■ What the task asks: Copy out every item with "bbox" swapped for "bounding box" and nothing else altered. Leave the pictures out.
::::::::::
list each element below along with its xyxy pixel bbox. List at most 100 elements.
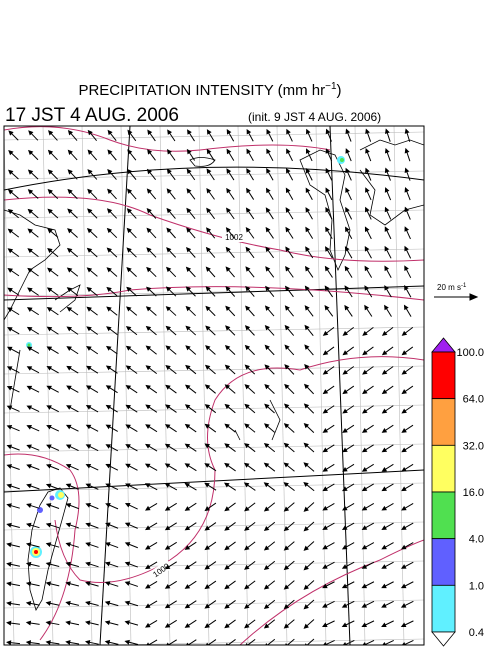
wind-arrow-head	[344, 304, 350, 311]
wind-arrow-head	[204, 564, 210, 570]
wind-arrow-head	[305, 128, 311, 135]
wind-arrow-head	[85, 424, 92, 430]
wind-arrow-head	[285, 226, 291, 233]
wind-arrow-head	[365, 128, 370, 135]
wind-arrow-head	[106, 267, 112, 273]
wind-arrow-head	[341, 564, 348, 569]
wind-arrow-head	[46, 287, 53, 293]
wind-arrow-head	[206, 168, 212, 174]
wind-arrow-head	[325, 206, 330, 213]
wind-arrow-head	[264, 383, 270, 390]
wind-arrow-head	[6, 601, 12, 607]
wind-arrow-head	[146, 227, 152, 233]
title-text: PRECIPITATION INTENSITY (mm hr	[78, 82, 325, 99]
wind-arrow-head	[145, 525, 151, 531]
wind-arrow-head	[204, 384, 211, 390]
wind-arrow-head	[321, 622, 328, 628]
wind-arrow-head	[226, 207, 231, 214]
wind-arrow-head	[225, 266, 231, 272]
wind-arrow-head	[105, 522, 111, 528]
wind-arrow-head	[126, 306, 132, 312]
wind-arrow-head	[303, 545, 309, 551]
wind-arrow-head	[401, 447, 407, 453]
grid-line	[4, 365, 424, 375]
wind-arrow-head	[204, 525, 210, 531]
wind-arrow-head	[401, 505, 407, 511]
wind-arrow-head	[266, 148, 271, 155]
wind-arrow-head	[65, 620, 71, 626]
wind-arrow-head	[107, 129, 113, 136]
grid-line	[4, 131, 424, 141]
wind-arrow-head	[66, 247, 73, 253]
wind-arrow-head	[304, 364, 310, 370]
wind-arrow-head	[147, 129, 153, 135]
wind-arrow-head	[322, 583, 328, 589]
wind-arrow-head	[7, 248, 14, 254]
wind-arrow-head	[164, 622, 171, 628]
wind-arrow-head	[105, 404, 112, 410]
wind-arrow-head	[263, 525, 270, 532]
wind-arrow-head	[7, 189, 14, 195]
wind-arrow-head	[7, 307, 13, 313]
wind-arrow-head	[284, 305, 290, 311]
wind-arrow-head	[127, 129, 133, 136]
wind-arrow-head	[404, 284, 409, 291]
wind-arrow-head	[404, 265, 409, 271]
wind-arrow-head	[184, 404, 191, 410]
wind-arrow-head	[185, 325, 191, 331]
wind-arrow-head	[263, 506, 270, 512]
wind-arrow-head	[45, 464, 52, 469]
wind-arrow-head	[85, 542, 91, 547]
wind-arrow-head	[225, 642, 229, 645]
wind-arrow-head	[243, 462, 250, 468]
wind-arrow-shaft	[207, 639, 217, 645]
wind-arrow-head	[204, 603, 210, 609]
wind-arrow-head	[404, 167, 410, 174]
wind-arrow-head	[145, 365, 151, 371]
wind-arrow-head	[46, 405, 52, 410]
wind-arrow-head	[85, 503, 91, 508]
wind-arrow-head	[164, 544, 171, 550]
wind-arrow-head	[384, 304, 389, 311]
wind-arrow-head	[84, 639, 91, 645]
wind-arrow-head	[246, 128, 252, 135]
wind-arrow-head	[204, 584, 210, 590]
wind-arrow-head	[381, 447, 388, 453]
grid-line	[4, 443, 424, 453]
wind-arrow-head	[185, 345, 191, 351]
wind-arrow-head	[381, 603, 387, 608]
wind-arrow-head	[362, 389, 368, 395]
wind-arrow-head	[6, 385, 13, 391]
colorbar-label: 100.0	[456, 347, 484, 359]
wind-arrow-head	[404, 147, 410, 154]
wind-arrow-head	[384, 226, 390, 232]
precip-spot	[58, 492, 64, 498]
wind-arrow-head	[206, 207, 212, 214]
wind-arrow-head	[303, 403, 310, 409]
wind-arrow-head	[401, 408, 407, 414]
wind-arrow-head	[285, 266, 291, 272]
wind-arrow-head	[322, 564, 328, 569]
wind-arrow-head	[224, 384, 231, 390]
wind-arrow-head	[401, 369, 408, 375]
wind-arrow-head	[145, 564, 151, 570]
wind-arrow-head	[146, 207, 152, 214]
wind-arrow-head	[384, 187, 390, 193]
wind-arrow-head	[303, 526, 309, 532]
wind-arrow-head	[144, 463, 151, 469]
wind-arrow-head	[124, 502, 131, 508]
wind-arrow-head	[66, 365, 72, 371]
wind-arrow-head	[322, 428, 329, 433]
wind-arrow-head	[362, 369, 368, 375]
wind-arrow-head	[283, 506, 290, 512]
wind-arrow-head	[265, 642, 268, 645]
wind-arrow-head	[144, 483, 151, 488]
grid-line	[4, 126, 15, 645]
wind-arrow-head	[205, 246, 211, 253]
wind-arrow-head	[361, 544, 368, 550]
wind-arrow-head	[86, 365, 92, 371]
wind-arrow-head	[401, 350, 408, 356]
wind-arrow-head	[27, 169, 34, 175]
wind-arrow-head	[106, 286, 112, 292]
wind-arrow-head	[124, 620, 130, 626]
::::::::::
■ Full answer:
list each element below along with its xyxy pixel bounding box. List at most 100 elements.
wind-arrow-head	[344, 304, 350, 311]
wind-arrow-head	[204, 564, 210, 570]
wind-arrow-head	[305, 128, 311, 135]
wind-arrow-head	[85, 424, 92, 430]
wind-arrow-head	[285, 226, 291, 233]
wind-arrow-head	[365, 128, 370, 135]
wind-arrow-head	[106, 267, 112, 273]
wind-arrow-head	[341, 564, 348, 569]
wind-arrow-head	[46, 287, 53, 293]
wind-arrow-head	[206, 168, 212, 174]
wind-arrow-head	[325, 206, 330, 213]
wind-arrow-head	[264, 383, 270, 390]
wind-arrow-head	[6, 601, 12, 607]
wind-arrow-head	[146, 227, 152, 233]
title-text: PRECIPITATION INTENSITY (mm hr	[78, 82, 325, 99]
wind-arrow-head	[145, 525, 151, 531]
wind-arrow-head	[204, 384, 211, 390]
wind-arrow-head	[321, 622, 328, 628]
wind-arrow-head	[226, 207, 231, 214]
wind-arrow-head	[225, 266, 231, 272]
wind-arrow-head	[105, 522, 111, 528]
wind-arrow-head	[126, 306, 132, 312]
wind-arrow-head	[303, 545, 309, 551]
wind-arrow-head	[401, 447, 407, 453]
grid-line	[4, 365, 424, 375]
wind-arrow-head	[204, 525, 210, 531]
wind-arrow-head	[401, 505, 407, 511]
wind-arrow-head	[266, 148, 271, 155]
wind-arrow-head	[65, 620, 71, 626]
wind-arrow-head	[107, 129, 113, 136]
grid-line	[4, 131, 424, 141]
wind-arrow-head	[66, 247, 73, 253]
wind-arrow-head	[304, 364, 310, 370]
wind-arrow-head	[147, 129, 153, 135]
wind-arrow-head	[322, 583, 328, 589]
wind-arrow-head	[7, 248, 14, 254]
wind-arrow-head	[164, 622, 171, 628]
wind-arrow-head	[105, 404, 112, 410]
wind-arrow-head	[263, 525, 270, 532]
wind-arrow-head	[7, 189, 14, 195]
wind-arrow-head	[7, 307, 13, 313]
wind-arrow-head	[284, 305, 290, 311]
wind-arrow-head	[127, 129, 133, 136]
wind-arrow-head	[404, 284, 409, 291]
wind-arrow-head	[404, 265, 409, 271]
wind-arrow-head	[184, 404, 191, 410]
wind-arrow-head	[185, 325, 191, 331]
wind-arrow-head	[263, 506, 270, 512]
wind-arrow-head	[45, 464, 52, 469]
wind-arrow-head	[85, 542, 91, 547]
wind-arrow-head	[225, 642, 229, 645]
wind-arrow-head	[243, 462, 250, 468]
wind-arrow-shaft	[207, 639, 217, 645]
wind-arrow-head	[204, 603, 210, 609]
wind-arrow-head	[404, 167, 410, 174]
wind-arrow-head	[145, 365, 151, 371]
wind-arrow-head	[46, 405, 52, 410]
wind-arrow-head	[85, 503, 91, 508]
wind-arrow-head	[164, 544, 171, 550]
wind-arrow-head	[384, 304, 389, 311]
wind-arrow-head	[84, 639, 91, 645]
wind-arrow-head	[246, 128, 252, 135]
wind-arrow-head	[204, 584, 210, 590]
wind-arrow-head	[381, 447, 388, 453]
grid-line	[4, 443, 424, 453]
wind-arrow-head	[185, 345, 191, 351]
wind-arrow-head	[381, 603, 387, 608]
wind-arrow-head	[362, 389, 368, 395]
wind-arrow-head	[6, 385, 13, 391]
colorbar-label: 100.0	[456, 347, 484, 359]
wind-arrow-head	[404, 147, 410, 154]
wind-arrow-head	[384, 226, 390, 232]
precip-spot	[58, 492, 64, 498]
wind-arrow-head	[206, 207, 212, 214]
wind-arrow-head	[303, 403, 310, 409]
wind-arrow-head	[401, 408, 407, 414]
wind-arrow-head	[285, 266, 291, 272]
wind-arrow-head	[322, 564, 328, 569]
wind-arrow-head	[224, 384, 231, 390]
wind-arrow-head	[401, 369, 408, 375]
wind-arrow-head	[145, 564, 151, 570]
wind-arrow-head	[146, 207, 152, 214]
wind-arrow-head	[384, 187, 390, 193]
wind-arrow-head	[303, 526, 309, 532]
wind-arrow-head	[144, 463, 151, 469]
wind-arrow-head	[124, 502, 131, 508]
wind-arrow-head	[66, 365, 72, 371]
wind-arrow-head	[322, 428, 329, 433]
wind-arrow-head	[362, 369, 368, 375]
wind-arrow-head	[283, 506, 290, 512]
wind-arrow-head	[265, 642, 268, 645]
wind-arrow-head	[144, 483, 151, 488]
grid-line	[4, 126, 15, 645]
wind-arrow-head	[205, 246, 211, 253]
wind-arrow-head	[361, 544, 368, 550]
wind-arrow-head	[86, 365, 92, 371]
wind-arrow-head	[401, 350, 408, 356]
wind-arrow-head	[27, 169, 34, 175]
wind-arrow-head	[106, 286, 112, 292]
wind-arrow-head	[124, 620, 130, 626]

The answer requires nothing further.